- **WRITTEN EXERCISE**:
Write the material out again in full, exactly.

____________

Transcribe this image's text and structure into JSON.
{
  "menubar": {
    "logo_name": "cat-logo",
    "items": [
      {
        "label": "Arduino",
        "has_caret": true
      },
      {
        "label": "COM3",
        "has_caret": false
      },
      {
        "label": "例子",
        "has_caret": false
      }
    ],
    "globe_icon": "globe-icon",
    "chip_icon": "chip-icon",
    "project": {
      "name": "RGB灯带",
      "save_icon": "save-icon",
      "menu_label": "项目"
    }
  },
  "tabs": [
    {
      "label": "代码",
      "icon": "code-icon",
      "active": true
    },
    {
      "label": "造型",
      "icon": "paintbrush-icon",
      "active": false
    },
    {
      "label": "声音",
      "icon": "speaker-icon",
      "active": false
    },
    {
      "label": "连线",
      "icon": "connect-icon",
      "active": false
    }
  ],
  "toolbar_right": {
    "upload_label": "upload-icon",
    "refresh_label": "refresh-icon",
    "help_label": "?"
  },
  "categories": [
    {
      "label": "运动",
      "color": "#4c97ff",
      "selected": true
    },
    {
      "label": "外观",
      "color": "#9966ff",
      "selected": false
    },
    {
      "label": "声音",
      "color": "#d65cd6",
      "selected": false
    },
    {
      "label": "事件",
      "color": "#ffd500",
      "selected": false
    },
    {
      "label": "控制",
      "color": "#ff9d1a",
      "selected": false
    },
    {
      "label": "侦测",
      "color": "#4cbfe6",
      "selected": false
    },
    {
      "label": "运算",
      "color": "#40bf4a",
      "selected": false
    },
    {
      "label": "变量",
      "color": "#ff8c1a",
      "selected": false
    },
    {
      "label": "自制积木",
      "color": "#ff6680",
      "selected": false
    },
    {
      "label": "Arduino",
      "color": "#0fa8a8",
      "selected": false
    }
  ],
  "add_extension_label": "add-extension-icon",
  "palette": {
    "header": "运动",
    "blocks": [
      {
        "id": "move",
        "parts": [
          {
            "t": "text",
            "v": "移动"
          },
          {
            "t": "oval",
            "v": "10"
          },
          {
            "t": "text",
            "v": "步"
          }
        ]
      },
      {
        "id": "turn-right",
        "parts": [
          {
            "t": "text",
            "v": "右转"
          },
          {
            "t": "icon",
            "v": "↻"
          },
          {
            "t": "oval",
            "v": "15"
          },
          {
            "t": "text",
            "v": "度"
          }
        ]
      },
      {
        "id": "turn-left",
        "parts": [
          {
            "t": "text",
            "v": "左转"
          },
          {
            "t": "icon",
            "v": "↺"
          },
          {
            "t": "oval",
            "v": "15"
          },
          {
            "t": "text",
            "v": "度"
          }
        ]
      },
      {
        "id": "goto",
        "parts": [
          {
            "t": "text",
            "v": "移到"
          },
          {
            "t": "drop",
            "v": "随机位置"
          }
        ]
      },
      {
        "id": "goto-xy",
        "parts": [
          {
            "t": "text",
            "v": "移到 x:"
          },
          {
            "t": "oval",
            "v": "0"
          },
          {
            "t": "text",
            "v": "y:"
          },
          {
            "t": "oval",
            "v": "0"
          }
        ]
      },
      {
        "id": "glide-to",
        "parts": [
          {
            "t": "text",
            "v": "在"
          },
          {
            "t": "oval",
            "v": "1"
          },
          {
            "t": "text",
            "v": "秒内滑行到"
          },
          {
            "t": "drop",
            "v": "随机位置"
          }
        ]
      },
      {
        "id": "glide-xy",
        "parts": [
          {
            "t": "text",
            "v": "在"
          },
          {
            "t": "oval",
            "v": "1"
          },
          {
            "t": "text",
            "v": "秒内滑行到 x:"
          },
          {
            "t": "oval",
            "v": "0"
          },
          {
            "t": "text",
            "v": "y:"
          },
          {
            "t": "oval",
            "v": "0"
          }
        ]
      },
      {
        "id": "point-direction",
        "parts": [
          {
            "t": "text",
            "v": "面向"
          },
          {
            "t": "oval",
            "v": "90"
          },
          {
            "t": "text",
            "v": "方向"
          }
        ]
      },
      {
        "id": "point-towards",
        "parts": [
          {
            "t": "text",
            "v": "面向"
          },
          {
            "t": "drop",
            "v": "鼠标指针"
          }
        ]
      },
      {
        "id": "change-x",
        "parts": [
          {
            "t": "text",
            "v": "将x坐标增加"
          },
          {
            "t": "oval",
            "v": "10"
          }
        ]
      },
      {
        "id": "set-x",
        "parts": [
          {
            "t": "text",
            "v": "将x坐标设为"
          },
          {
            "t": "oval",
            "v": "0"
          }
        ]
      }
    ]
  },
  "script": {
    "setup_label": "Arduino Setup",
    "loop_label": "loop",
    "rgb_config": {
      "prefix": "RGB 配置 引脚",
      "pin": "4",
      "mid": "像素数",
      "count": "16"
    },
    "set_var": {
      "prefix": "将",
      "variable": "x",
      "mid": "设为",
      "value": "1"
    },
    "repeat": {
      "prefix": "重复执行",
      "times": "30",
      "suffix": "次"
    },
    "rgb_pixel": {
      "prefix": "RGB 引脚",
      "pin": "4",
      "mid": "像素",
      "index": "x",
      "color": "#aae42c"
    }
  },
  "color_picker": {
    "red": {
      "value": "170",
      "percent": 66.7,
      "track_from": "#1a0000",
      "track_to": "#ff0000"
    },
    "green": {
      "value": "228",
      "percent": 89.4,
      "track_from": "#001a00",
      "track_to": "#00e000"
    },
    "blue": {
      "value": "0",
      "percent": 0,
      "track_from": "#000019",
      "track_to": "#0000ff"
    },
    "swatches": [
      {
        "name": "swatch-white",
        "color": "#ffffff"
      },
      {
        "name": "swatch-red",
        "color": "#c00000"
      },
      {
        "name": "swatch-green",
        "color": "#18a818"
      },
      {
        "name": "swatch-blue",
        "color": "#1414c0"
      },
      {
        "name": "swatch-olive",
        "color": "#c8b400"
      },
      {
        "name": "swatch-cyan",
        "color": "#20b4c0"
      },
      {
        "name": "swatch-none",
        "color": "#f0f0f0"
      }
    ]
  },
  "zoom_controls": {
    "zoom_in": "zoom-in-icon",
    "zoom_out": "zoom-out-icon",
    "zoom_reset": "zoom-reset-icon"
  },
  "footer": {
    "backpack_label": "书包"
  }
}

____________

- **RESPONSE TO THIS EXERCISE**:
Transcribe this image's text and structure into JSON.
{
  "menubar": {
    "logo_name": "cat-logo",
    "items": [
      {
        "label": "Arduino",
        "has_caret": true
      },
      {
        "label": "COM3",
        "has_caret": false
      },
      {
        "label": "例子",
        "has_caret": false
      }
    ],
    "globe_icon": "globe-icon",
    "chip_icon": "chip-icon",
    "project": {
      "name": "RGB灯带",
      "save_icon": "save-icon",
      "menu_label": "项目"
    }
  },
  "tabs": [
    {
      "label": "代码",
      "icon": "code-icon",
      "active": true
    },
    {
      "label": "造型",
      "icon": "paintbrush-icon",
      "active": false
    },
    {
      "label": "声音",
      "icon": "speaker-icon",
      "active": false
    },
    {
      "label": "连线",
      "icon": "connect-icon",
      "active": false
    }
  ],
  "toolbar_right": {
    "upload_label": "upload-icon",
    "refresh_label": "refresh-icon",
    "help_label": "?"
  },
  "categories": [
    {
      "label": "运动",
      "color": "#4c97ff",
      "selected": true
    },
    {
      "label": "外观",
      "color": "#9966ff",
      "selected": false
    },
    {
      "label": "声音",
      "color": "#d65cd6",
      "selected": false
    },
    {
      "label": "事件",
      "color": "#ffd500",
      "selected": false
    },
    {
      "label": "控制",
      "color": "#ff9d1a",
      "selected": false
    },
    {
      "label": "侦测",
      "color": "#4cbfe6",
      "selected": false
    },
    {
      "label": "运算",
      "color": "#40bf4a",
      "selected": false
    },
    {
      "label": "变量",
      "color": "#ff8c1a",
      "selected": false
    },
    {
      "label": "自制积木",
      "color": "#ff6680",
      "selected": false
    },
    {
      "label": "Arduino",
      "color": "#0fa8a8",
      "selected": false
    }
  ],
  "add_extension_label": "add-extension-icon",
  "palette": {
    "header": "运动",
    "blocks": [
      {
        "id": "move",
        "parts": [
          {
            "t": "text",
            "v": "移动"
          },
          {
            "t": "oval",
            "v": "10"
          },
          {
            "t": "text",
            "v": "步"
          }
        ]
      },
      {
        "id": "turn-right",
        "parts": [
          {
            "t": "text",
            "v": "右转"
          },
          {
            "t": "icon",
            "v": "↻"
          },
          {
            "t": "oval",
            "v": "15"
          },
          {
            "t": "text",
            "v": "度"
          }
        ]
      },
      {
        "id": "turn-left",
        "parts": [
          {
            "t": "text",
            "v": "左转"
          },
          {
            "t": "icon",
            "v": "↺"
          },
          {
            "t": "oval",
            "v": "15"
          },
          {
            "t": "text",
            "v": "度"
          }
        ]
      },
      {
        "id": "goto",
        "parts": [
          {
            "t": "text",
            "v": "移到"
          },
          {
            "t": "drop",
            "v": "随机位置"
          }
        ]
      },
      {
        "id": "goto-xy",
        "parts": [
          {
            "t": "text",
            "v": "移到 x:"
          },
          {
            "t": "oval",
            "v": "0"
          },
          {
            "t": "text",
            "v": "y:"
          },
          {
            "t": "oval",
            "v": "0"
          }
        ]
      },
      {
        "id": "glide-to",
        "parts": [
          {
            "t": "text",
            "v": "在"
          },
          {
            "t": "oval",
            "v": "1"
          },
          {
            "t": "text",
            "v": "秒内滑行到"
          },
          {
            "t": "drop",
            "v": "随机位置"
          }
        ]
      },
      {
        "id": "glide-xy",
        "parts": [
          {
            "t": "text",
            "v": "在"
          },
          {
            "t": "oval",
            "v": "1"
          },
          {
            "t": "text",
            "v": "秒内滑行到 x:"
          },
          {
            "t": "oval",
            "v": "0"
          },
          {
            "t": "text",
            "v": "y:"
          },
          {
            "t": "oval",
            "v": "0"
          }
        ]
      },
      {
        "id": "point-direction",
        "parts": [
          {
            "t": "text",
            "v": "面向"
          },
          {
            "t": "oval",
            "v": "90"
          },
          {
            "t": "text",
            "v": "方向"
          }
        ]
      },
      {
        "id": "point-towards",
        "parts": [
          {
            "t": "text",
            "v": "面向"
          },
          {
            "t": "drop",
            "v": "鼠标指针"
          }
        ]
      },
      {
        "id": "change-x",
        "parts": [
          {
            "t": "text",
            "v": "将x坐标增加"
          },
          {
            "t": "oval",
            "v": "10"
          }
        ]
      },
      {
        "id": "set-x",
        "parts": [
          {
            "t": "text",
            "v": "将x坐标设为"
          },
          {
            "t": "oval",
            "v": "0"
          }
        ]
      }
    ]
  },
  "script": {
    "setup_label": "Arduino Setup",
    "loop_label": "loop",
    "rgb_config": {
      "prefix": "RGB 配置 引脚",
      "pin": "4",
      "mid": "像素数",
      "count": "16"
    },
    "set_var": {
      "prefix": "将",
      "variable": "x",
      "mid": "设为",
      "value": "1"
    },
    "repeat": {
      "prefix": "重复执行",
      "times": "30",
      "suffix": "次"
    },
    "rgb_pixel": {
      "prefix": "RGB 引脚",
      "pin": "4",
      "mid": "像素",
      "index": "x",
      "color": "#aae42c"
    }
  },
  "color_picker": {
    "red": {
      "value": "170",
      "percent": 66.7,
      "track_from": "#1a0000",
      "track_to": "#ff0000"
    },
    "green": {
      "value": "228",
      "percent": 89.4,
      "track_from": "#001a00",
      "track_to": "#00e000"
    },
    "blue": {
      "value": "0",
      "percent": 0,
      "track_from": "#000019",
      "track_to": "#0000ff"
    },
    "swatches": [
      {
        "name": "swatch-white",
        "color": "#ffffff"
      },
      {
        "name": "swatch-red",
        "color": "#c00000"
      },
      {
        "name": "swatch-green",
        "color": "#18a818"
      },
      {
        "name": "swatch-blue",
        "color": "#1414c0"
      },
      {
        "name": "swatch-olive",
        "color": "#c8b400"
      },
      {
        "name": "swatch-cyan",
        "color": "#20b4c0"
      },
      {
        "name": "swatch-none",
        "color": "#f0f0f0"
      }
    ]
  },
  "zoom_controls": {
    "zoom_in": "zoom-in-icon",
    "zoom_out": "zoom-out-icon",
    "zoom_reset": "zoom-reset-icon"
  },
  "footer": {
    "backpack_label": "书包"
  }
}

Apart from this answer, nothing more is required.